## start Information shown
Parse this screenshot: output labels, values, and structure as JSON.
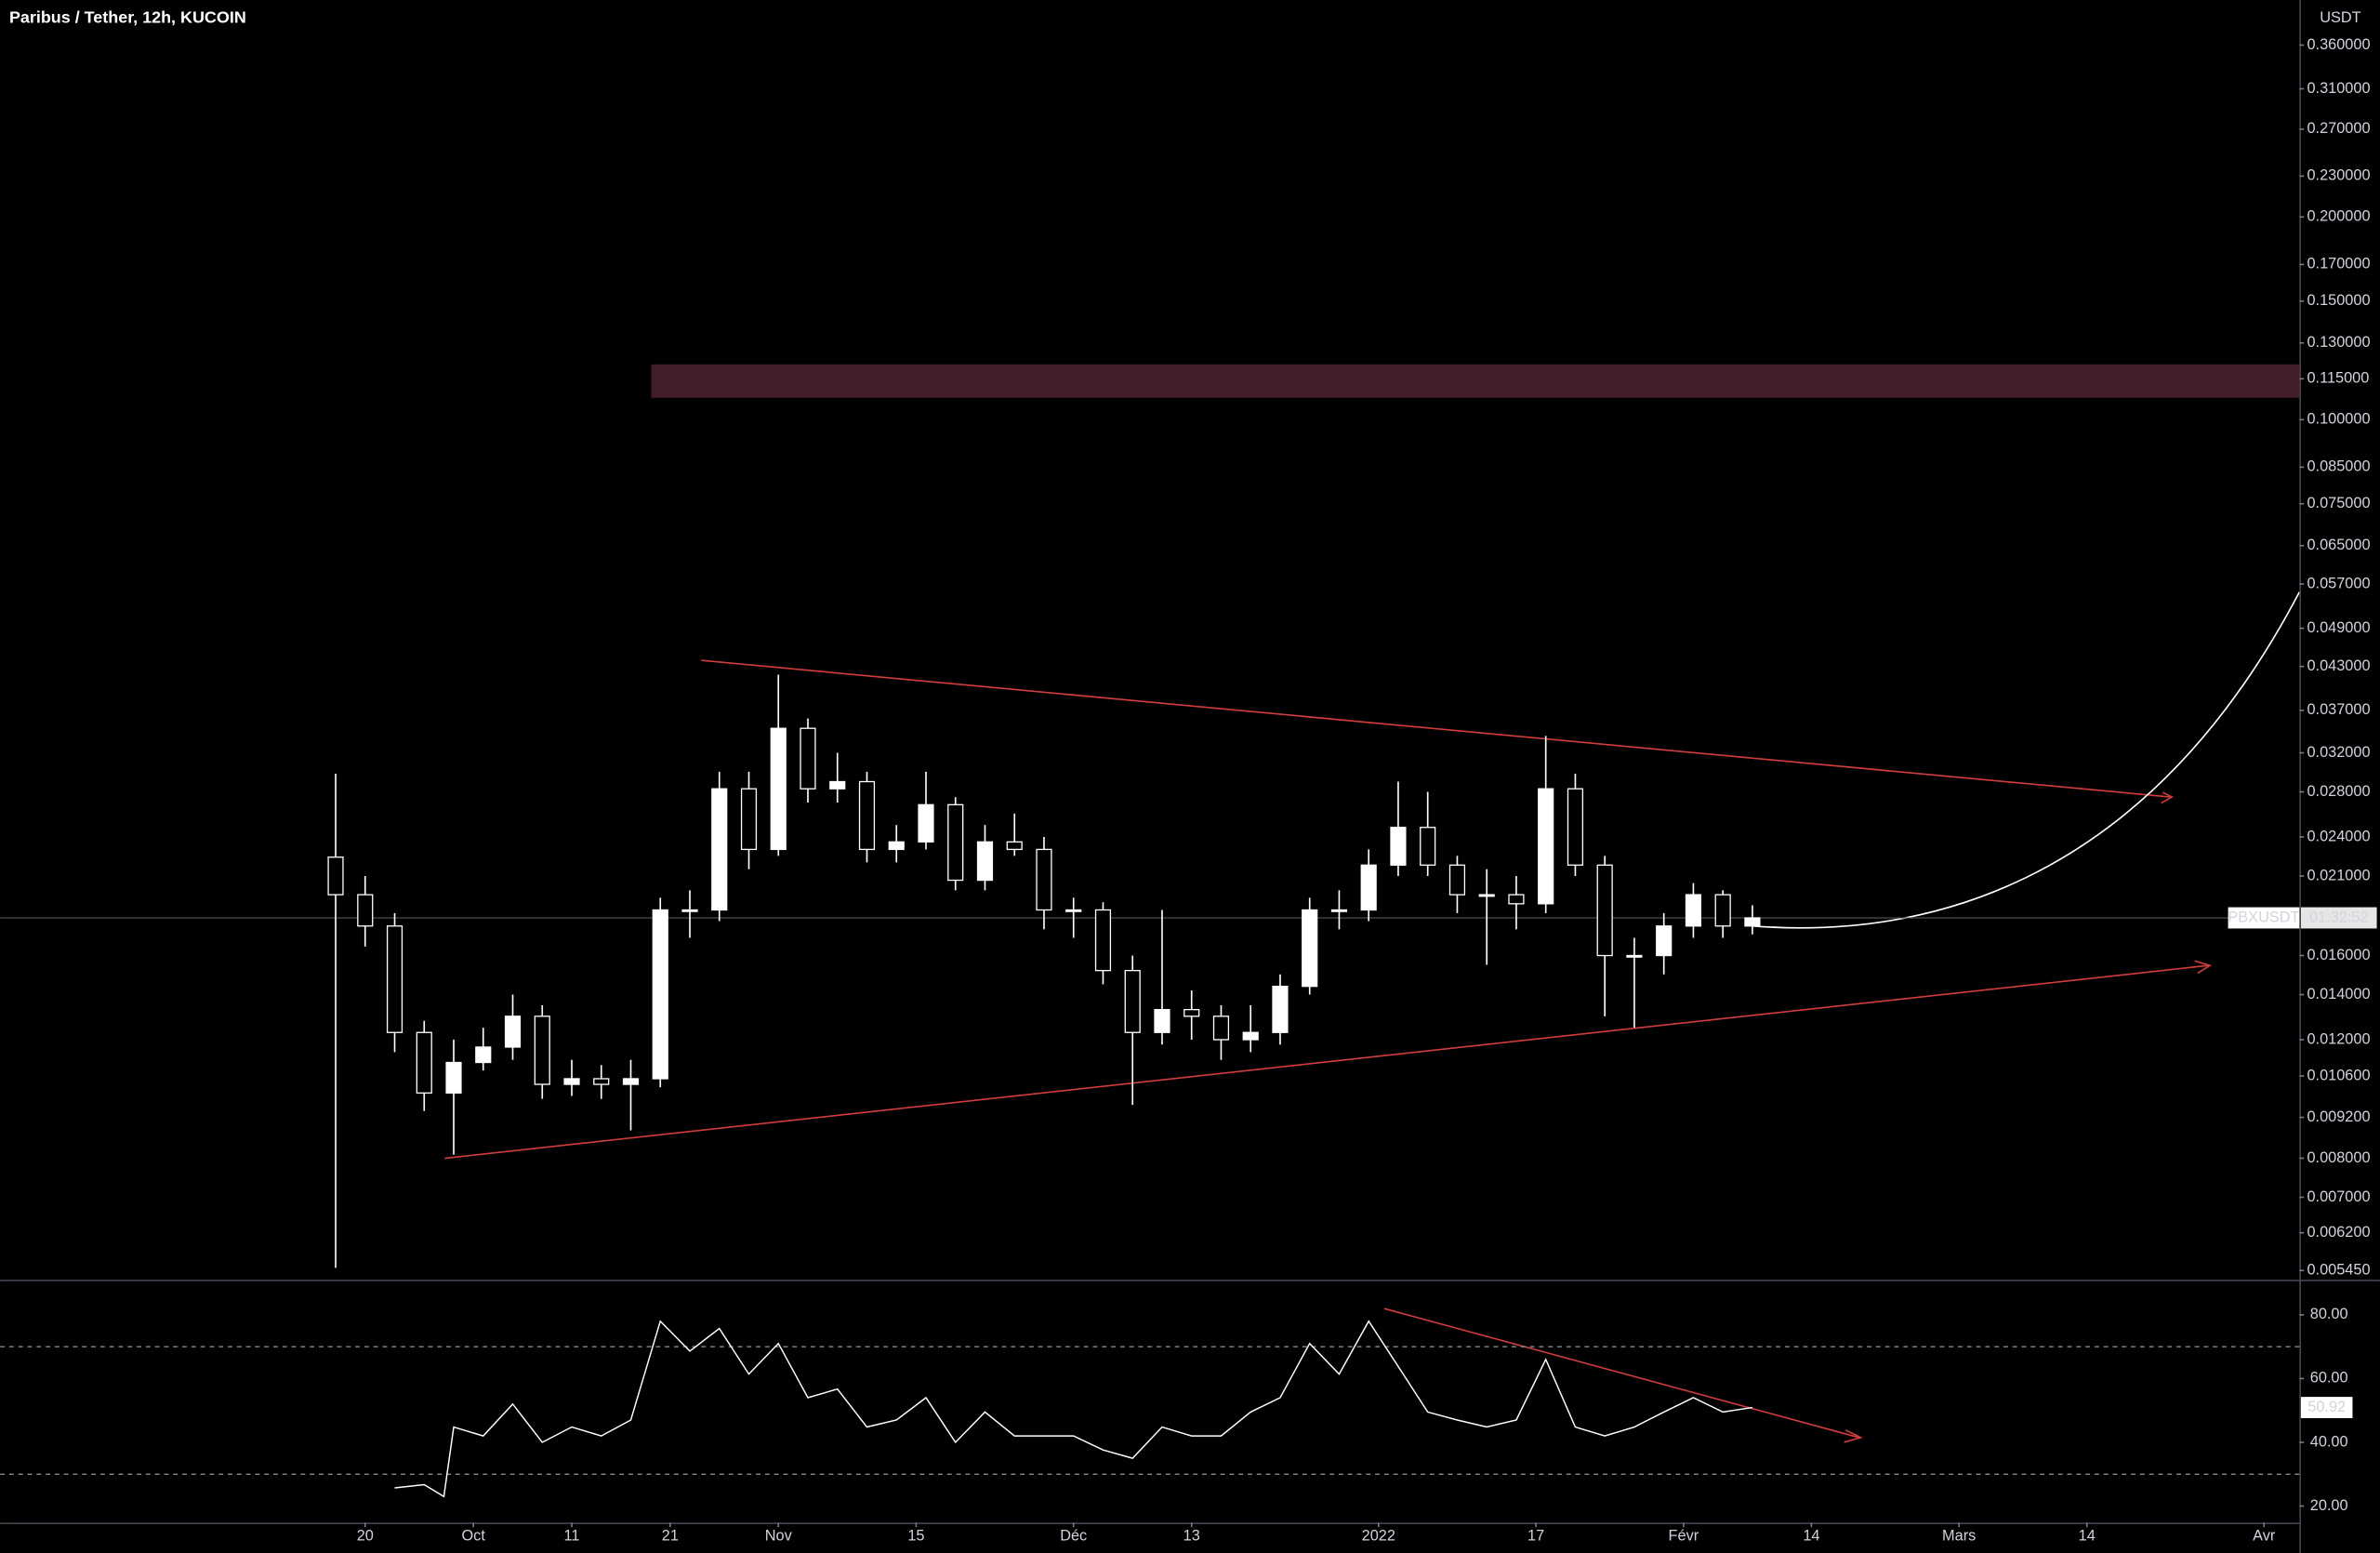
{
  "header": {
    "title": "Paribus / Tether, 12h, KUCOIN"
  },
  "chart_data": [
    {
      "type": "candlestick",
      "symbol": "PBXUSDT",
      "countdown": "01:32:52",
      "unit": "USDT",
      "color": "#ffffff",
      "log_scale": true,
      "grid": false,
      "x": [
        16,
        19,
        22,
        25,
        28,
        31,
        34,
        37,
        40,
        43,
        46,
        49,
        52,
        55,
        58,
        61,
        64,
        67,
        70,
        73,
        76,
        79,
        82,
        85,
        88,
        91,
        94,
        97,
        100,
        103,
        106,
        109,
        112,
        115,
        118,
        121,
        124,
        127,
        130,
        133,
        136,
        139,
        142,
        145,
        148,
        151,
        154,
        157,
        160
      ],
      "open": [
        0.0224,
        0.0197,
        0.0177,
        0.0123,
        0.01,
        0.0111,
        0.0117,
        0.013,
        0.0103,
        0.0105,
        0.0103,
        0.0105,
        0.0187,
        0.0187,
        0.0283,
        0.023,
        0.0348,
        0.0283,
        0.029,
        0.023,
        0.0236,
        0.0268,
        0.0207,
        0.0236,
        0.023,
        0.0187,
        0.0187,
        0.0152,
        0.0123,
        0.0133,
        0.013,
        0.012,
        0.0123,
        0.0144,
        0.0187,
        0.0187,
        0.0218,
        0.0248,
        0.0218,
        0.0197,
        0.0197,
        0.0191,
        0.0283,
        0.0218,
        0.016,
        0.016,
        0.0177,
        0.0197,
        0.0177
      ],
      "high": [
        0.0298,
        0.021,
        0.0185,
        0.0128,
        0.012,
        0.0125,
        0.014,
        0.0135,
        0.0112,
        0.011,
        0.0112,
        0.0195,
        0.02,
        0.03,
        0.03,
        0.0418,
        0.036,
        0.032,
        0.03,
        0.025,
        0.03,
        0.0275,
        0.025,
        0.026,
        0.024,
        0.0195,
        0.0192,
        0.016,
        0.0187,
        0.0142,
        0.0135,
        0.0135,
        0.015,
        0.0195,
        0.02,
        0.023,
        0.029,
        0.028,
        0.0225,
        0.0215,
        0.021,
        0.0339,
        0.0298,
        0.0225,
        0.017,
        0.0185,
        0.0205,
        0.02,
        0.019
      ],
      "low": [
        0.0055,
        0.0165,
        0.0115,
        0.0094,
        0.0081,
        0.0108,
        0.0112,
        0.0098,
        0.0099,
        0.0098,
        0.0088,
        0.0102,
        0.017,
        0.018,
        0.0215,
        0.0225,
        0.027,
        0.027,
        0.022,
        0.022,
        0.023,
        0.02,
        0.02,
        0.0225,
        0.0175,
        0.017,
        0.0145,
        0.0096,
        0.0118,
        0.012,
        0.0112,
        0.0115,
        0.0118,
        0.014,
        0.0175,
        0.018,
        0.021,
        0.021,
        0.0185,
        0.0155,
        0.0175,
        0.0185,
        0.021,
        0.013,
        0.0125,
        0.015,
        0.017,
        0.017,
        0.0172
      ],
      "close": [
        0.0197,
        0.0177,
        0.0123,
        0.01,
        0.0111,
        0.0117,
        0.013,
        0.0103,
        0.0105,
        0.0103,
        0.0105,
        0.0187,
        0.0187,
        0.0283,
        0.023,
        0.0348,
        0.0283,
        0.029,
        0.023,
        0.0236,
        0.0268,
        0.0207,
        0.0236,
        0.023,
        0.0187,
        0.0187,
        0.0152,
        0.0123,
        0.0133,
        0.013,
        0.012,
        0.0123,
        0.0144,
        0.0187,
        0.0187,
        0.0218,
        0.0248,
        0.0218,
        0.0197,
        0.0197,
        0.0191,
        0.0283,
        0.0218,
        0.016,
        0.016,
        0.0177,
        0.0197,
        0.0177,
        0.0182
      ],
      "xlim": [
        -18.1,
        215.6
      ],
      "xticks": [
        {
          "value": 19,
          "label": "20"
        },
        {
          "value": 30,
          "label": "Oct"
        },
        {
          "value": 40,
          "label": "11"
        },
        {
          "value": 50,
          "label": "21"
        },
        {
          "value": 61,
          "label": "Nov"
        },
        {
          "value": 75,
          "label": "15"
        },
        {
          "value": 91,
          "label": "Déc"
        },
        {
          "value": 103,
          "label": "13"
        },
        {
          "value": 122,
          "label": "2022"
        },
        {
          "value": 138,
          "label": "17"
        },
        {
          "value": 153,
          "label": "Févr"
        },
        {
          "value": 166,
          "label": "14"
        },
        {
          "value": 181,
          "label": "Mars"
        },
        {
          "value": 194,
          "label": "14"
        },
        {
          "value": 212,
          "label": "Avr"
        }
      ],
      "ylim": [
        0.00528,
        0.42
      ],
      "yticks": [
        {
          "value": 0.36,
          "label": "0.360000"
        },
        {
          "value": 0.31,
          "label": "0.310000"
        },
        {
          "value": 0.27,
          "label": "0.270000"
        },
        {
          "value": 0.23,
          "label": "0.230000"
        },
        {
          "value": 0.2,
          "label": "0.200000"
        },
        {
          "value": 0.17,
          "label": "0.170000"
        },
        {
          "value": 0.15,
          "label": "0.150000"
        },
        {
          "value": 0.13,
          "label": "0.130000"
        },
        {
          "value": 0.115,
          "label": "0.115000"
        },
        {
          "value": 0.1,
          "label": "0.100000"
        },
        {
          "value": 0.085,
          "label": "0.085000"
        },
        {
          "value": 0.075,
          "label": "0.075000"
        },
        {
          "value": 0.065,
          "label": "0.065000"
        },
        {
          "value": 0.057,
          "label": "0.057000"
        },
        {
          "value": 0.049,
          "label": "0.049000"
        },
        {
          "value": 0.043,
          "label": "0.043000"
        },
        {
          "value": 0.037,
          "label": "0.037000"
        },
        {
          "value": 0.032,
          "label": "0.032000"
        },
        {
          "value": 0.028,
          "label": "0.028000"
        },
        {
          "value": 0.024,
          "label": "0.024000"
        },
        {
          "value": 0.021,
          "label": "0.021000"
        },
        {
          "value": 0.016,
          "label": "0.016000"
        },
        {
          "value": 0.014,
          "label": "0.014000"
        },
        {
          "value": 0.012,
          "label": "0.012000"
        },
        {
          "value": 0.0106,
          "label": "0.010600"
        },
        {
          "value": 0.0092,
          "label": "0.009200"
        },
        {
          "value": 0.008,
          "label": "0.008000"
        },
        {
          "value": 0.007,
          "label": "0.007000"
        },
        {
          "value": 0.0062,
          "label": "0.006200"
        },
        {
          "value": 0.00545,
          "label": "0.005450"
        }
      ]
    },
    {
      "type": "line",
      "color": "#ffffff",
      "current_label": "50.92",
      "x": [
        22,
        25,
        27,
        28,
        31,
        34,
        37,
        40,
        43,
        46,
        49,
        52,
        55,
        58,
        61,
        64,
        67,
        70,
        73,
        76,
        79,
        82,
        85,
        88,
        91,
        94,
        97,
        100,
        103,
        106,
        109,
        112,
        115,
        118,
        121,
        124,
        127,
        130,
        133,
        136,
        139,
        142,
        145,
        148,
        151,
        154,
        157,
        160
      ],
      "values": [
        25.7,
        26.7,
        23,
        44.8,
        42,
        52,
        40,
        44.8,
        42,
        47,
        78,
        68.6,
        75.7,
        61.4,
        71,
        54,
        56.7,
        44.8,
        47,
        54,
        40,
        49.5,
        42,
        42,
        42,
        37.6,
        35,
        44.8,
        42,
        42,
        49.5,
        54,
        71,
        61.4,
        78,
        63.8,
        49.5,
        47,
        44.8,
        47,
        66,
        44.8,
        42,
        44.8,
        49.5,
        54,
        49.5,
        50.92
      ],
      "ylim": [
        14.8,
        91
      ],
      "yticks": [
        {
          "value": 80,
          "label": "80.00"
        },
        {
          "value": 60,
          "label": "60.00"
        },
        {
          "value": 40,
          "label": "40.00"
        },
        {
          "value": 20,
          "label": "20.00"
        }
      ],
      "levels": [
        70,
        30
      ]
    }
  ]
}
## end Information shown
== Required work ==
Spot every line that holds "values" and copy it.

== Completed exercise ==
Parse this screenshot: output labels, values, and structure as JSON.
      "values": [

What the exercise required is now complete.